### DATA FOR THE TASK ###
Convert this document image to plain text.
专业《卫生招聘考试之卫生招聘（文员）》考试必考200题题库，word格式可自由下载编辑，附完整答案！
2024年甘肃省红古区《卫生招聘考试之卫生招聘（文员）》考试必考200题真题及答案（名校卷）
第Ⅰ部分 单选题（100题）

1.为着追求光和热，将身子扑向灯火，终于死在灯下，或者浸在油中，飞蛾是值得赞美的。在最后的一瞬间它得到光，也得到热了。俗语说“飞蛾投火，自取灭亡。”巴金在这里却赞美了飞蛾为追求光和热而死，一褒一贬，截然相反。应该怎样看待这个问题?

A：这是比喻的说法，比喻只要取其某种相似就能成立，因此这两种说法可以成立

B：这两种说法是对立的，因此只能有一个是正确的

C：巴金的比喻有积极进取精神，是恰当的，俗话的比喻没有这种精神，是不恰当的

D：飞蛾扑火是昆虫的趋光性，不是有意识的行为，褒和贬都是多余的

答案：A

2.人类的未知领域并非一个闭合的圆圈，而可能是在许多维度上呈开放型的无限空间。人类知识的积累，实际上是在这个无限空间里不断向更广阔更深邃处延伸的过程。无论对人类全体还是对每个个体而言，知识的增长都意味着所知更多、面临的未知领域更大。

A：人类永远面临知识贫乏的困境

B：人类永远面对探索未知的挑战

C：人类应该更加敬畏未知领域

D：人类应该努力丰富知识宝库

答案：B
###
Copy each line above containing the string "卫生招聘考试之卫生招聘".

REPLY:
专业《卫生招聘考试之卫生招聘（文员）》考试必考200题题库，word格式可自由下载编辑，附完整答案！
2024年甘肃省红古区《卫生招聘考试之卫生招聘（文员）》考试必考200题真题及答案（名校卷）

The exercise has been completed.